Extracted material ▸

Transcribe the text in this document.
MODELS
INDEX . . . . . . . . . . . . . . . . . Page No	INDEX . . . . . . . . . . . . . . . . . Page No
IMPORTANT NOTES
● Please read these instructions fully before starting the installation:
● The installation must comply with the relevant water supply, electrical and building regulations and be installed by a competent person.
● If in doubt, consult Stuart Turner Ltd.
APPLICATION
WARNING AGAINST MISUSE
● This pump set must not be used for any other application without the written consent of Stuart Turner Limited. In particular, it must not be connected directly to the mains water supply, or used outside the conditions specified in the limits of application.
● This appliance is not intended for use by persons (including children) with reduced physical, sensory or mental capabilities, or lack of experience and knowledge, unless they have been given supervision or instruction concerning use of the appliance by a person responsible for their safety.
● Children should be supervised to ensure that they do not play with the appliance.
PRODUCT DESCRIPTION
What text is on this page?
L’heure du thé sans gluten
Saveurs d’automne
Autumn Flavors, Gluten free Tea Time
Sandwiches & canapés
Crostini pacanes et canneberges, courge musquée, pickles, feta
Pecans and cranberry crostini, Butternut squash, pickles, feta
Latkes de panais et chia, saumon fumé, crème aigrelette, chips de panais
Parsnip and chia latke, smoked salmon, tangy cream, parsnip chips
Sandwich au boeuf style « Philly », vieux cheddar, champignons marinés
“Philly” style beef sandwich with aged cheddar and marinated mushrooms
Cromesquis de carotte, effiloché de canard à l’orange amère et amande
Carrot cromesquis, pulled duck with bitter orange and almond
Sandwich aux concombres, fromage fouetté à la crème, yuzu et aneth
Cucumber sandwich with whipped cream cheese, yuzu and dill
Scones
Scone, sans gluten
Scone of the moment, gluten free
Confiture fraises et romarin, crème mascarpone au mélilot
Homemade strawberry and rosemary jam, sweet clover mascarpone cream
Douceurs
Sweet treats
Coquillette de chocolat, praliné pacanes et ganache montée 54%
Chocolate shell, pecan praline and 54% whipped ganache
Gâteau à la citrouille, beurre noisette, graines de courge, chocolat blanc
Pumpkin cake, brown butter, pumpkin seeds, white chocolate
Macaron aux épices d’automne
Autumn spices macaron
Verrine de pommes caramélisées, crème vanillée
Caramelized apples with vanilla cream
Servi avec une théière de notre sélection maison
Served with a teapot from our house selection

Objective ▸ Repeat the listing in full, keeping every line exactly as it is.

The result ▸
Transcribe the text in this document.
MODELS
INDEX . . . . . . . . . . . . . . . . . Page No	INDEX . . . . . . . . . . . . . . . . . Page No
IMPORTANT NOTES
● Please read these instructions fully before starting the installation:
● The installation must comply with the relevant water supply, electrical and building regulations and be installed by a competent person.
● If in doubt, consult Stuart Turner Ltd.
APPLICATION
WARNING AGAINST MISUSE
● This pump set must not be used for any other application without the written consent of Stuart Turner Limited. In particular, it must not be connected directly to the mains water supply, or used outside the conditions specified in the limits of application.
● This appliance is not intended for use by persons (including children) with reduced physical, sensory or mental capabilities, or lack of experience and knowledge, unless they have been given supervision or instruction concerning use of the appliance by a person responsible for their safety.
● Children should be supervised to ensure that they do not play with the appliance.
PRODUCT DESCRIPTION
What text is on this page?
L’heure du thé sans gluten
Saveurs d’automne
Autumn Flavors, Gluten free Tea Time
Sandwiches & canapés
Crostini pacanes et canneberges, courge musquée, pickles, feta
Pecans and cranberry crostini, Butternut squash, pickles, feta
Latkes de panais et chia, saumon fumé, crème aigrelette, chips de panais
Parsnip and chia latke, smoked salmon, tangy cream, parsnip chips
Sandwich au boeuf style « Philly », vieux cheddar, champignons marinés
“Philly” style beef sandwich with aged cheddar and marinated mushrooms
Cromesquis de carotte, effiloché de canard à l’orange amère et amande
Carrot cromesquis, pulled duck with bitter orange and almond
Sandwich aux concombres, fromage fouetté à la crème, yuzu et aneth
Cucumber sandwich with whipped cream cheese, yuzu and dill
Scones
Scone, sans gluten
Scone of the moment, gluten free
Confiture fraises et romarin, crème mascarpone au mélilot
Homemade strawberry and rosemary jam, sweet clover mascarpone cream
Douceurs
Sweet treats
Coquillette de chocolat, praliné pacanes et ganache montée 54%
Chocolate shell, pecan praline and 54% whipped ganache
Gâteau à la citrouille, beurre noisette, graines de courge, chocolat blanc
Pumpkin cake, brown butter, pumpkin seeds, white chocolate
Macaron aux épices d’automne
Autumn spices macaron
Verrine de pommes caramélisées, crème vanillée
Caramelized apples with vanilla cream
Servi avec une théière de notre sélection maison
Served with a teapot from our house selection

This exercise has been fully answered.